Exercise aim: Make an exact copy of the entries below with the pictures removed.

Dataset excerpts:
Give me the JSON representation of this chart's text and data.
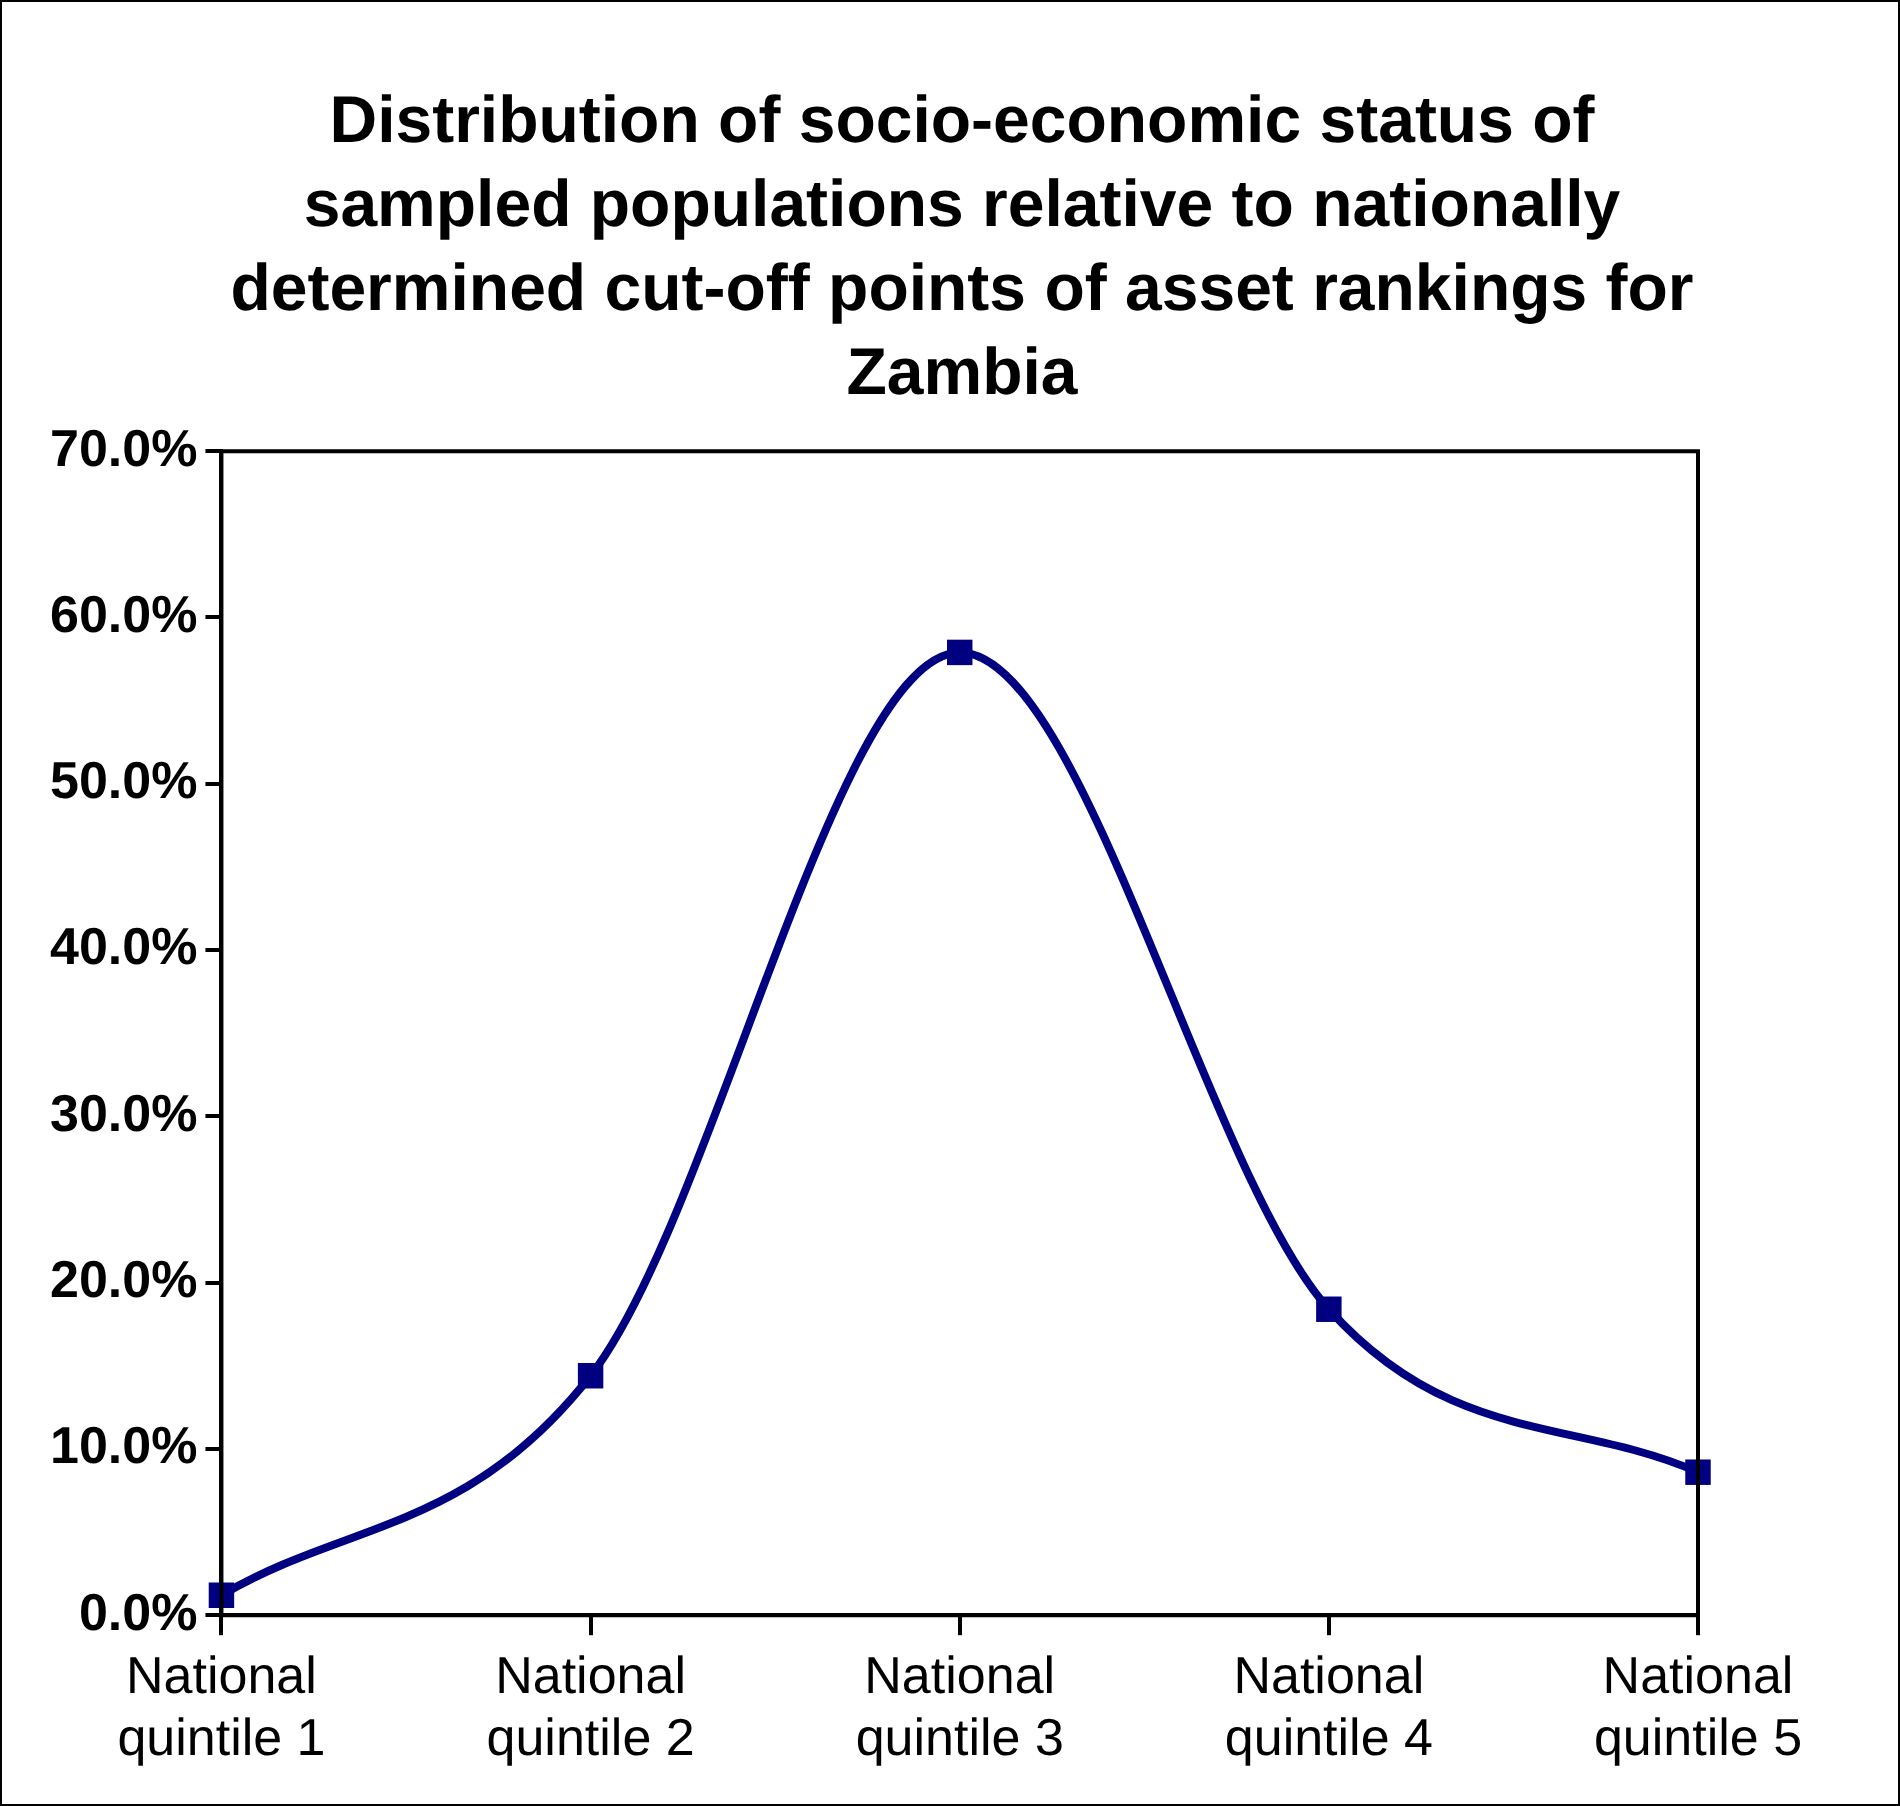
{
  "chart_data": {
    "type": "line",
    "title": "Distribution of socio-economic status of sampled populations relative to nationally determined cut-off points of asset rankings for Zambia",
    "categories": [
      "National quintile 1",
      "National quintile 2",
      "National quintile 3",
      "National quintile 4",
      "National quintile 5"
    ],
    "series": [
      {
        "color": "#000080",
        "values": [
          1.2,
          14.4,
          57.9,
          18.4,
          8.6
        ]
      }
    ],
    "ylim": [
      0,
      70
    ],
    "yticks": [
      {
        "value": 0,
        "label": "0.0%"
      },
      {
        "value": 10,
        "label": "10.0%"
      },
      {
        "value": 20,
        "label": "20.0%"
      },
      {
        "value": 30,
        "label": "30.0%"
      },
      {
        "value": 40,
        "label": "40.0%"
      },
      {
        "value": 50,
        "label": "50.0%"
      },
      {
        "value": 60,
        "label": "60.0%"
      },
      {
        "value": 70,
        "label": "70.0%"
      }
    ],
    "grid": false,
    "legend": false,
    "marker": "square",
    "line_style": "solid"
  }
}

Exercise solution:
Give me the JSON representation of this chart's text and data.
{
  "chart_data": {
    "type": "line",
    "title": "Distribution of socio-economic status of sampled populations relative to nationally determined cut-off points of asset rankings for Zambia",
    "categories": [
      "National quintile 1",
      "National quintile 2",
      "National quintile 3",
      "National quintile 4",
      "National quintile 5"
    ],
    "series": [
      {
        "color": "#000080",
        "values": [
          1.2,
          14.4,
          57.9,
          18.4,
          8.6
        ]
      }
    ],
    "ylim": [
      0,
      70
    ],
    "yticks": [
      {
        "value": 0,
        "label": "0.0%"
      },
      {
        "value": 10,
        "label": "10.0%"
      },
      {
        "value": 20,
        "label": "20.0%"
      },
      {
        "value": 30,
        "label": "30.0%"
      },
      {
        "value": 40,
        "label": "40.0%"
      },
      {
        "value": 50,
        "label": "50.0%"
      },
      {
        "value": 60,
        "label": "60.0%"
      },
      {
        "value": 70,
        "label": "70.0%"
      }
    ],
    "grid": false,
    "legend": false,
    "marker": "square",
    "line_style": "solid"
  }
}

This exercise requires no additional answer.